Task instructions: Collect each line of the entries that holds the string "from".

The input:

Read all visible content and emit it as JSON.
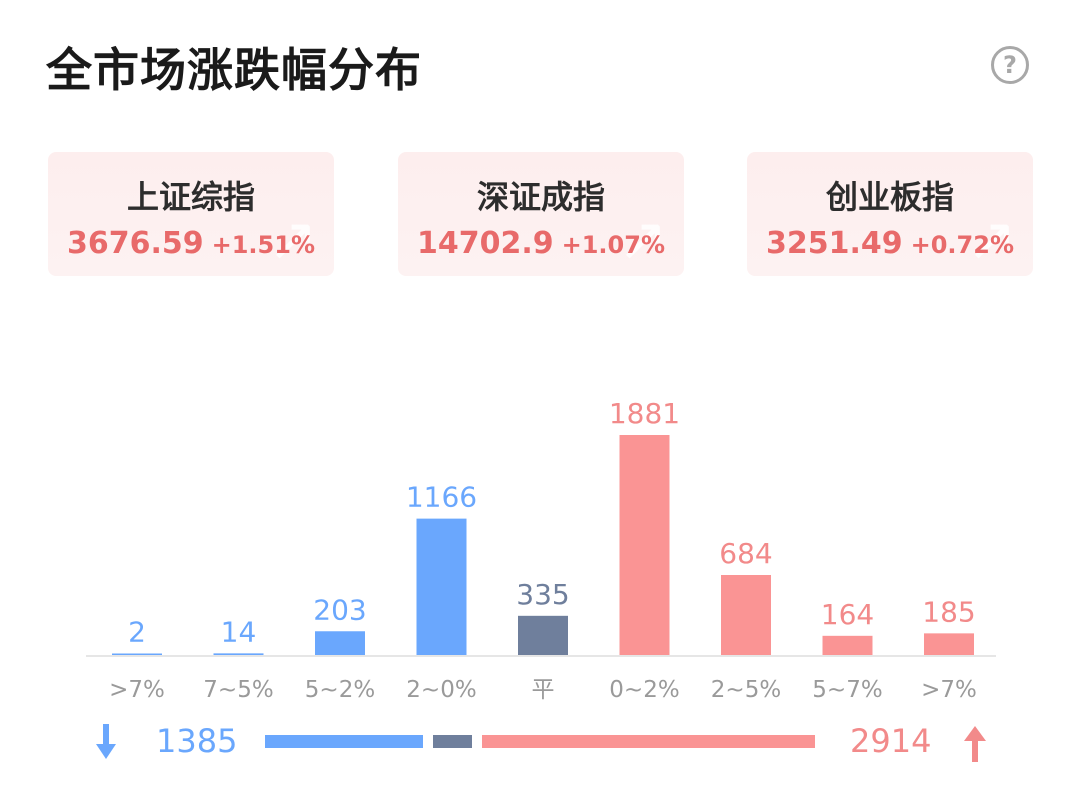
{
  "title": "全市场涨跌幅分布",
  "help_icon": "question-circle-icon",
  "help_glyph": "?",
  "indices": [
    {
      "name": "上证综指",
      "price": "3676.59",
      "change": "+1.51%"
    },
    {
      "name": "深证成指",
      "price": "14702.9",
      "change": "+1.07%"
    },
    {
      "name": "创业板指",
      "price": "3251.49",
      "change": "+0.72%"
    }
  ],
  "colors": {
    "down": "#6aa7fd",
    "flat": "#6f7f9c",
    "up": "#fa9494",
    "up_text": "#f28a8a",
    "axis": "#e6e6e6"
  },
  "chart_data": {
    "type": "bar",
    "categories": [
      ">7%",
      "7~5%",
      "5~2%",
      "2~0%",
      "平",
      "0~2%",
      "2~5%",
      "5~7%",
      ">7%"
    ],
    "values": [
      2,
      14,
      203,
      1166,
      335,
      1881,
      684,
      164,
      185
    ],
    "groups": [
      "down",
      "down",
      "down",
      "down",
      "flat",
      "up",
      "up",
      "up",
      "up"
    ],
    "ylim": [
      0,
      1881
    ]
  },
  "summary": {
    "down_count": "1385",
    "up_count": "2914",
    "flat_value": 335,
    "down_icon": "arrow-down-icon",
    "up_icon": "arrow-up-icon"
  }
}
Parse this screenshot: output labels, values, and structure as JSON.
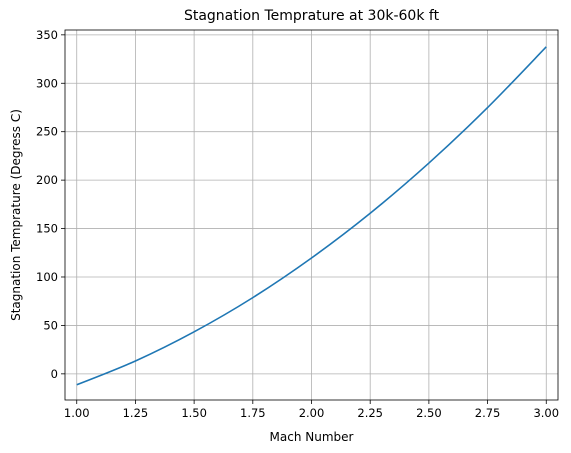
{
  "chart_data": {
    "type": "line",
    "title": "Stagnation Temprature at 30k-60k ft",
    "xlabel": "Mach Number",
    "ylabel": "Stagnation Temprature (Degress C)",
    "xlim": [
      0.95,
      3.05
    ],
    "ylim": [
      -27,
      355
    ],
    "xticks": [
      1.0,
      1.25,
      1.5,
      1.75,
      2.0,
      2.25,
      2.5,
      2.75,
      3.0
    ],
    "xtick_labels": [
      "1.00",
      "1.25",
      "1.50",
      "1.75",
      "2.00",
      "2.25",
      "2.50",
      "2.75",
      "3.00"
    ],
    "yticks": [
      0,
      50,
      100,
      150,
      200,
      250,
      300,
      350
    ],
    "ytick_labels": [
      "0",
      "50",
      "100",
      "150",
      "200",
      "250",
      "300",
      "350"
    ],
    "grid": true,
    "series": [
      {
        "color": "#1f77b4",
        "x": [
          1.0,
          1.25,
          1.5,
          1.75,
          2.0,
          2.25,
          2.5,
          2.75,
          3.0
        ],
        "y": [
          -11.3,
          13.3,
          43.4,
          78.7,
          119.6,
          165.8,
          217.6,
          274.9,
          337.6
        ]
      }
    ]
  }
}
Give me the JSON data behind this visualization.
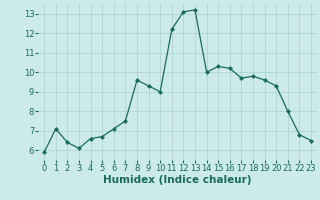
{
  "x": [
    0,
    1,
    2,
    3,
    4,
    5,
    6,
    7,
    8,
    9,
    10,
    11,
    12,
    13,
    14,
    15,
    16,
    17,
    18,
    19,
    20,
    21,
    22,
    23
  ],
  "y": [
    5.9,
    7.1,
    6.4,
    6.1,
    6.6,
    6.7,
    7.1,
    7.5,
    9.6,
    9.3,
    9.0,
    12.2,
    13.1,
    13.2,
    10.0,
    10.3,
    10.2,
    9.7,
    9.8,
    9.6,
    9.3,
    8.0,
    6.8,
    6.5
  ],
  "xlim": [
    -0.5,
    23.5
  ],
  "ylim": [
    5.5,
    13.5
  ],
  "yticks": [
    6,
    7,
    8,
    9,
    10,
    11,
    12,
    13
  ],
  "xticks": [
    0,
    1,
    2,
    3,
    4,
    5,
    6,
    7,
    8,
    9,
    10,
    11,
    12,
    13,
    14,
    15,
    16,
    17,
    18,
    19,
    20,
    21,
    22,
    23
  ],
  "xlabel": "Humidex (Indice chaleur)",
  "line_color": "#1a6b5a",
  "marker": "D",
  "marker_size": 2.0,
  "bg_color": "#cceaea",
  "grid_color": "#b0d4d4",
  "tick_label_fontsize": 6.0,
  "xlabel_fontsize": 7.5,
  "linewidth": 0.9
}
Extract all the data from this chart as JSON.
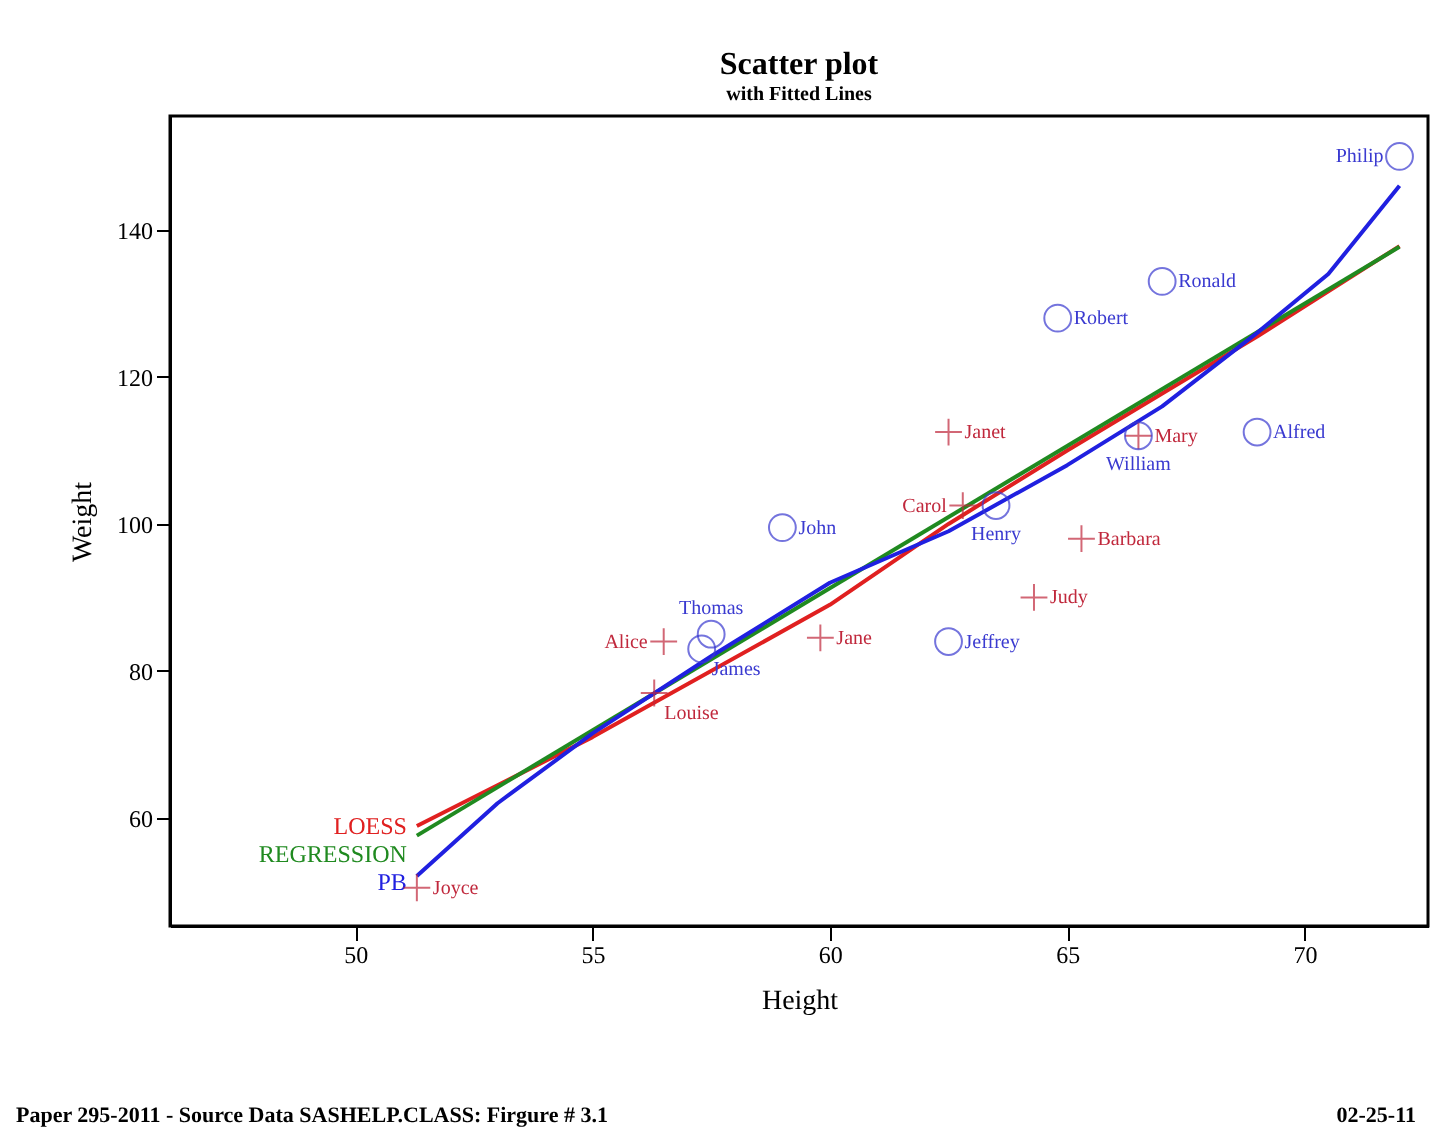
{
  "chart_data": {
    "type": "scatter",
    "title": "Scatter plot",
    "subtitle": "with Fitted Lines",
    "xlabel": "Height",
    "ylabel": "Weight",
    "xlim": [
      46.1,
      72.6
    ],
    "ylim": [
      45.3,
      155.5
    ],
    "xticks": [
      50,
      55,
      60,
      65,
      70
    ],
    "yticks": [
      60,
      80,
      100,
      120,
      140
    ],
    "grid": false,
    "annotations": [
      "Paper 295-2011 - Source Data SASHELP.CLASS: Firgure # 3.1",
      "02-25-11"
    ],
    "series": [
      {
        "marker": "cross",
        "color": "#c0283c",
        "x": [
          56.5,
          65.3,
          62.8,
          59.8,
          62.5,
          51.3,
          64.3,
          56.3,
          66.5
        ],
        "values": [
          84,
          98,
          102.5,
          84.5,
          112.5,
          50.5,
          90,
          77,
          112
        ],
        "value_labels": [
          "Alice",
          "Barbara",
          "Carol",
          "Jane",
          "Janet",
          "Joyce",
          "Judy",
          "Louise",
          "Mary"
        ]
      },
      {
        "marker": "circle",
        "color": "#3a3ad0",
        "x": [
          69,
          63.5,
          57.3,
          62.5,
          59,
          72,
          64.8,
          67,
          57.5,
          66.5
        ],
        "values": [
          112.5,
          102.5,
          83,
          84,
          99.5,
          150,
          128,
          133,
          85,
          112
        ],
        "value_labels": [
          "Alfred",
          "Henry",
          "James",
          "Jeffrey",
          "John",
          "Philip",
          "Robert",
          "Ronald",
          "Thomas",
          "William"
        ]
      },
      {
        "type": "line",
        "name": "LOESS",
        "color": "#e02020",
        "x": [
          51.3,
          55,
          60,
          62.5,
          65,
          69,
          72
        ],
        "values": [
          58.9,
          71,
          89,
          100,
          110,
          125.5,
          137.8
        ]
      },
      {
        "type": "line",
        "name": "REGRESSION",
        "color": "#208a20",
        "x": [
          51.3,
          72
        ],
        "values": [
          57.6,
          137.7
        ]
      },
      {
        "type": "line",
        "name": "PB",
        "color": "#2020e0",
        "x": [
          51.3,
          53,
          55,
          57.5,
          60,
          62.5,
          65,
          67,
          69,
          70.5,
          72
        ],
        "values": [
          52.1,
          62,
          71.5,
          82,
          92,
          99,
          108,
          116,
          126,
          134,
          146
        ]
      }
    ]
  }
}
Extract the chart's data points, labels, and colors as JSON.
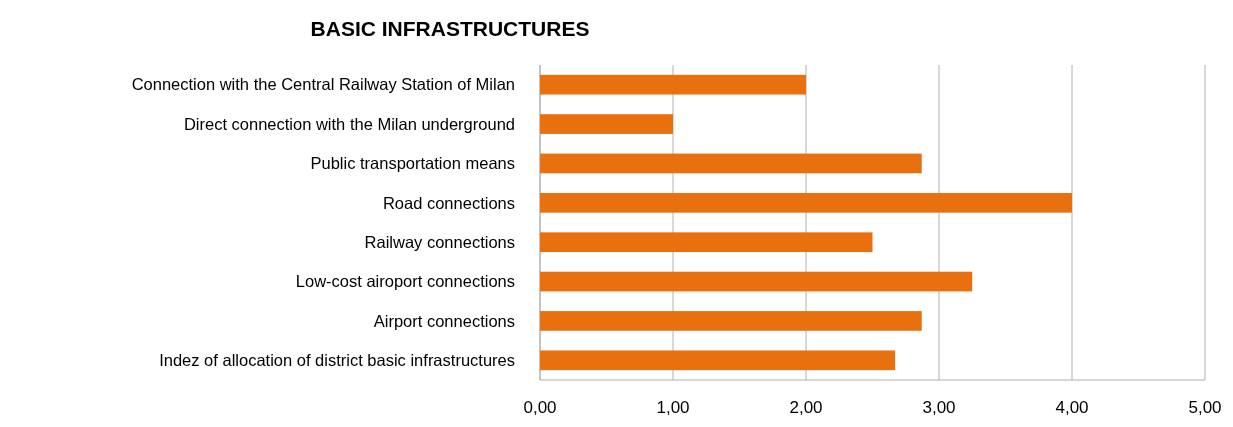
{
  "chart_data": {
    "type": "bar",
    "orientation": "horizontal",
    "title": "BASIC INFRASTRUCTURES",
    "categories": [
      "Connection with the Central Railway Station of Milan",
      "Direct connection with the Milan underground",
      "Public transportation means",
      "Road connections",
      "Railway connections",
      "Low-cost airoport connections",
      "Airport connections",
      "Indez of allocation of district basic infrastructures"
    ],
    "values": [
      2.0,
      1.0,
      2.87,
      4.0,
      2.5,
      3.25,
      2.87,
      2.67
    ],
    "color": "#e8700f",
    "xlim": [
      0,
      5
    ],
    "xticks": [
      {
        "value": 0,
        "label": "0,00"
      },
      {
        "value": 1,
        "label": "1,00"
      },
      {
        "value": 2,
        "label": "2,00"
      },
      {
        "value": 3,
        "label": "3,00"
      },
      {
        "value": 4,
        "label": "4,00"
      },
      {
        "value": 5,
        "label": "5,00"
      }
    ],
    "grid": "x"
  }
}
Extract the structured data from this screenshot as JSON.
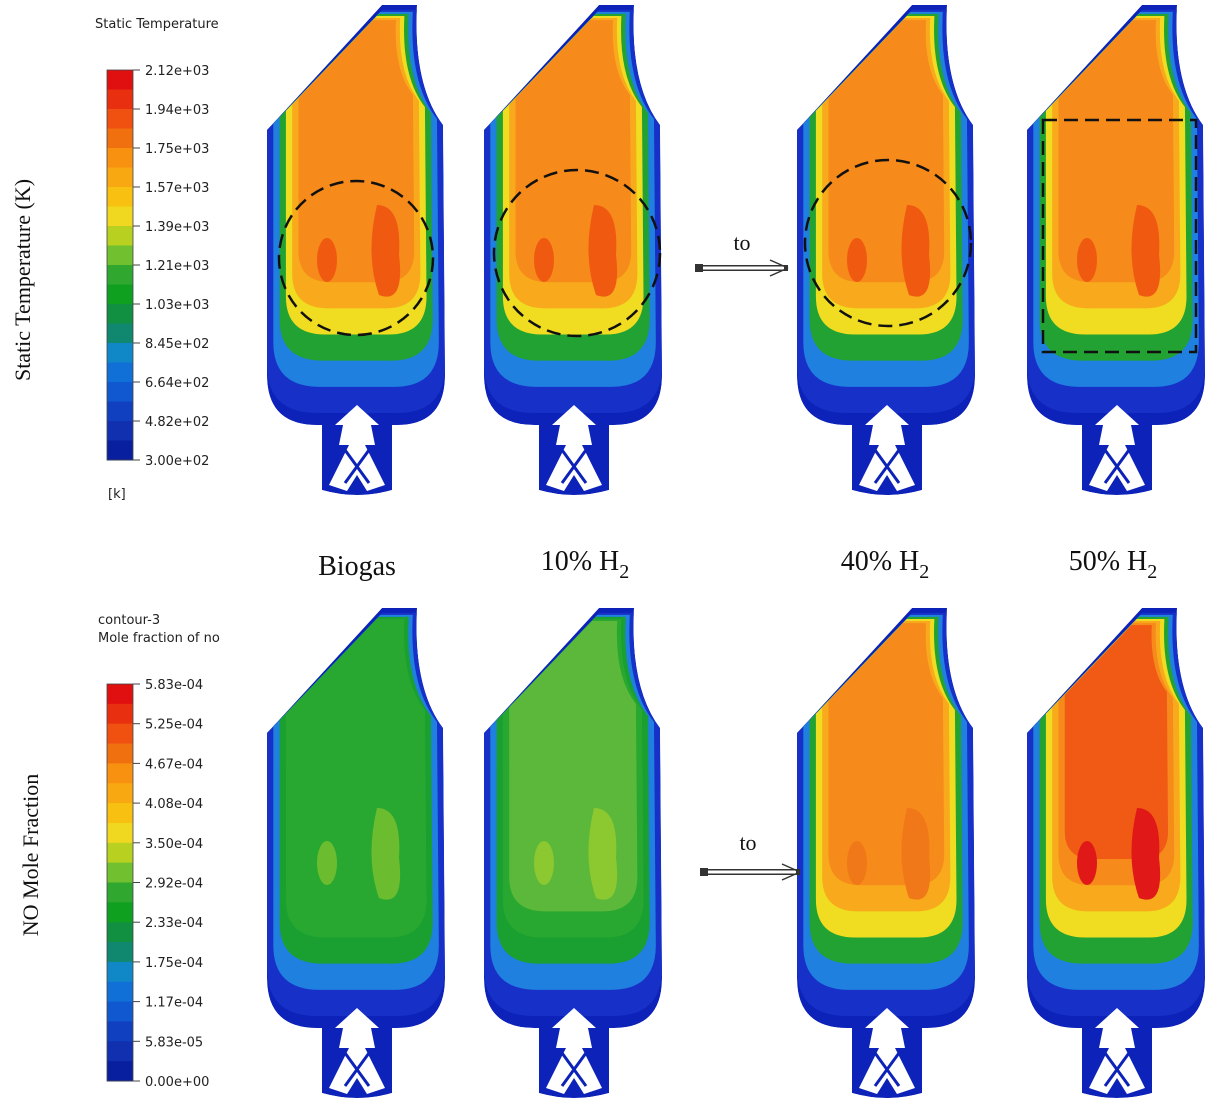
{
  "top_row": {
    "row_label": "Static Temperature (K)",
    "legend": {
      "title": "Static Temperature",
      "unit": "[k]",
      "ticks": [
        "2.12e+03",
        "1.94e+03",
        "1.75e+03",
        "1.57e+03",
        "1.39e+03",
        "1.21e+03",
        "1.03e+03",
        "8.45e+02",
        "6.64e+02",
        "4.82e+02",
        "3.00e+02"
      ]
    },
    "arrow_label": "to"
  },
  "columns": [
    {
      "text": "Biogas"
    },
    {
      "text": "10% H",
      "sub": "2"
    },
    {
      "text": "40% H",
      "sub": "2"
    },
    {
      "text": "50% H",
      "sub": "2"
    }
  ],
  "bottom_row": {
    "row_label": "NO Mole Fraction",
    "legend": {
      "title_lines": [
        "contour-3",
        "Mole fraction of no"
      ],
      "ticks": [
        "5.83e-04",
        "5.25e-04",
        "4.67e-04",
        "4.08e-04",
        "3.50e-04",
        "2.92e-04",
        "2.33e-04",
        "1.75e-04",
        "1.17e-04",
        "5.83e-05",
        "0.00e+00"
      ]
    },
    "arrow_label": "to"
  }
}
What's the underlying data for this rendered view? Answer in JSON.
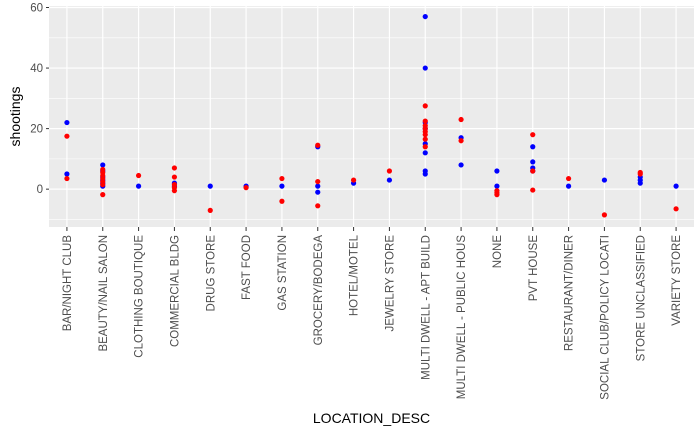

Solution to the problem:
Extract all the data from this chart as JSON.
Extract the structured data from this screenshot as JSON.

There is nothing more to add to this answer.